#### Extracted entries
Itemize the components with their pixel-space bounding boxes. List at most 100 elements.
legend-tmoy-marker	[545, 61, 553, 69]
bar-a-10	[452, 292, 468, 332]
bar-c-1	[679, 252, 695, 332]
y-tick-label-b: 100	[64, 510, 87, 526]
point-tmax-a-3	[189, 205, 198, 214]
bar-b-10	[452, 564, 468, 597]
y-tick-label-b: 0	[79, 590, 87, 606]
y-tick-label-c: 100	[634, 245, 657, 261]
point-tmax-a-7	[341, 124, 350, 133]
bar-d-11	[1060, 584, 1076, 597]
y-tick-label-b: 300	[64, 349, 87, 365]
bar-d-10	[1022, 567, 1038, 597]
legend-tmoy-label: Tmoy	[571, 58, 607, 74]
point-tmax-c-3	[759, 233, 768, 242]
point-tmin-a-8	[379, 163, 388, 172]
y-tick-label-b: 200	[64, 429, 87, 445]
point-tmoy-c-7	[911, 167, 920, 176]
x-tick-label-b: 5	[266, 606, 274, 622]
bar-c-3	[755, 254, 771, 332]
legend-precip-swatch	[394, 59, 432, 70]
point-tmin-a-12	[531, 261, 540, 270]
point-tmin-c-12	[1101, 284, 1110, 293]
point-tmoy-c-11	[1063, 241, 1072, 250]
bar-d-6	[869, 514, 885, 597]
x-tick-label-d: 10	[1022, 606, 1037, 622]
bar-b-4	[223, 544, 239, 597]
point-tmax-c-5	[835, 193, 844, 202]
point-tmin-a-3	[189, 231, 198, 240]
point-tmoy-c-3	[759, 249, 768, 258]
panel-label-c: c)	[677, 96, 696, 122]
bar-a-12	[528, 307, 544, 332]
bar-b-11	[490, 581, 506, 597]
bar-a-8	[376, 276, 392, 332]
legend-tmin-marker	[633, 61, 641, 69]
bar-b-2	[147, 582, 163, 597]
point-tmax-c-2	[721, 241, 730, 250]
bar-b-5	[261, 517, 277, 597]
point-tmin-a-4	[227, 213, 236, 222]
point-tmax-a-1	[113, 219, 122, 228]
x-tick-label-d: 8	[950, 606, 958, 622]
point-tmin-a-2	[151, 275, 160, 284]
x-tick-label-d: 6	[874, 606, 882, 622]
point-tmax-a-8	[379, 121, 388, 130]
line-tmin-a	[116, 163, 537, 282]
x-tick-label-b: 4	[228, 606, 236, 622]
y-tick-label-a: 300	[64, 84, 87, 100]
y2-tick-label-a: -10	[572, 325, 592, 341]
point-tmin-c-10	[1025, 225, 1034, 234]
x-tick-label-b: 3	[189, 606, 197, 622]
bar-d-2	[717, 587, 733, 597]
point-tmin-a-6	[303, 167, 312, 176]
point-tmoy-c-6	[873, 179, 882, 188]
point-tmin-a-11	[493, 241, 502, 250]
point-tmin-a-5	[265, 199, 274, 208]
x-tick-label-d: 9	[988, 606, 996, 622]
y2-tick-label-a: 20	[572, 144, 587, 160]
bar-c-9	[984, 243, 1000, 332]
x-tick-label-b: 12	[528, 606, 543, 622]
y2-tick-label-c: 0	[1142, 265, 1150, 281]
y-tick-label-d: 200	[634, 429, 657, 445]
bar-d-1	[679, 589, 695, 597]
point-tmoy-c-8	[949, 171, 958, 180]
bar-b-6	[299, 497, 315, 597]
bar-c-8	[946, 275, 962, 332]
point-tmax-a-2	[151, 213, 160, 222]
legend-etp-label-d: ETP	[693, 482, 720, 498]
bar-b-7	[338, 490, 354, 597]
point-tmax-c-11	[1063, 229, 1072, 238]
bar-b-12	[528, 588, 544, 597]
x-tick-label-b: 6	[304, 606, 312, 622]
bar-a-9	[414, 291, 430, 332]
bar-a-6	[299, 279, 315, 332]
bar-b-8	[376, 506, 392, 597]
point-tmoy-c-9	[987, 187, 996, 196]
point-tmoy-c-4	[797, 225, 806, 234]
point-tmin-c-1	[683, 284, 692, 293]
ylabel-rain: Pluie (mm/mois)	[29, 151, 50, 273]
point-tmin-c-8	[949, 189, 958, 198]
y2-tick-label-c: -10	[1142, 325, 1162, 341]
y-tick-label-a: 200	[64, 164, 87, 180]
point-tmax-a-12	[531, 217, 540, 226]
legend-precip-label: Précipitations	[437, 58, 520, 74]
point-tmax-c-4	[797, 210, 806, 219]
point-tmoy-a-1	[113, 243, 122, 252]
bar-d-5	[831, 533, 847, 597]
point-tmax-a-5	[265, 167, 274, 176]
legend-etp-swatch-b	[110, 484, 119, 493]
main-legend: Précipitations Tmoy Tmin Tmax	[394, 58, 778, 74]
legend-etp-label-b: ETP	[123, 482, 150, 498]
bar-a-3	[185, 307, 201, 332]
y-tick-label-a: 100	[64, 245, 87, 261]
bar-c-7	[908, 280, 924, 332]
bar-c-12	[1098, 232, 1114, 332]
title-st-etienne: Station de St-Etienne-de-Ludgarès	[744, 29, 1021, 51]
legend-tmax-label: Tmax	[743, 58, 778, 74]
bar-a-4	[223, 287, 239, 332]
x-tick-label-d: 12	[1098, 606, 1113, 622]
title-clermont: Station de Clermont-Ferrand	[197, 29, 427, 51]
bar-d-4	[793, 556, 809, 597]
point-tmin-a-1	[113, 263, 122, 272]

#### Objective
Reproduce the material from its first line through the line that contains "587, 733, 597]", including both ends, with every line unchanged.

#### Response to the task
Itemize the components with their pixel-space bounding boxes. List at most 100 elements.
legend-tmoy-marker	[545, 61, 553, 69]
bar-a-10	[452, 292, 468, 332]
bar-c-1	[679, 252, 695, 332]
y-tick-label-b: 100	[64, 510, 87, 526]
point-tmax-a-3	[189, 205, 198, 214]
bar-b-10	[452, 564, 468, 597]
y-tick-label-b: 0	[79, 590, 87, 606]
y-tick-label-c: 100	[634, 245, 657, 261]
point-tmax-a-7	[341, 124, 350, 133]
bar-d-11	[1060, 584, 1076, 597]
y-tick-label-b: 300	[64, 349, 87, 365]
bar-d-10	[1022, 567, 1038, 597]
legend-tmoy-label: Tmoy	[571, 58, 607, 74]
point-tmax-c-3	[759, 233, 768, 242]
point-tmin-a-8	[379, 163, 388, 172]
y-tick-label-b: 200	[64, 429, 87, 445]
point-tmoy-c-7	[911, 167, 920, 176]
x-tick-label-b: 5	[266, 606, 274, 622]
bar-c-3	[755, 254, 771, 332]
legend-precip-swatch	[394, 59, 432, 70]
point-tmin-a-12	[531, 261, 540, 270]
point-tmin-c-12	[1101, 284, 1110, 293]
point-tmoy-c-11	[1063, 241, 1072, 250]
bar-d-6	[869, 514, 885, 597]
x-tick-label-d: 10	[1022, 606, 1037, 622]
bar-b-4	[223, 544, 239, 597]
point-tmax-c-5	[835, 193, 844, 202]
point-tmin-a-3	[189, 231, 198, 240]
point-tmoy-c-3	[759, 249, 768, 258]
panel-label-c: c)	[677, 96, 696, 122]
bar-a-12	[528, 307, 544, 332]
bar-b-11	[490, 581, 506, 597]
bar-a-8	[376, 276, 392, 332]
legend-tmin-marker	[633, 61, 641, 69]
bar-b-2	[147, 582, 163, 597]
point-tmax-c-2	[721, 241, 730, 250]
bar-b-5	[261, 517, 277, 597]
point-tmin-a-4	[227, 213, 236, 222]
point-tmax-a-1	[113, 219, 122, 228]
x-tick-label-d: 8	[950, 606, 958, 622]
point-tmin-a-2	[151, 275, 160, 284]
x-tick-label-d: 6	[874, 606, 882, 622]
point-tmax-a-8	[379, 121, 388, 130]
line-tmin-a	[116, 163, 537, 282]
x-tick-label-b: 4	[228, 606, 236, 622]
y-tick-label-a: 300	[64, 84, 87, 100]
y2-tick-label-a: -10	[572, 325, 592, 341]
point-tmin-c-10	[1025, 225, 1034, 234]
x-tick-label-b: 3	[189, 606, 197, 622]
bar-d-2	[717, 587, 733, 597]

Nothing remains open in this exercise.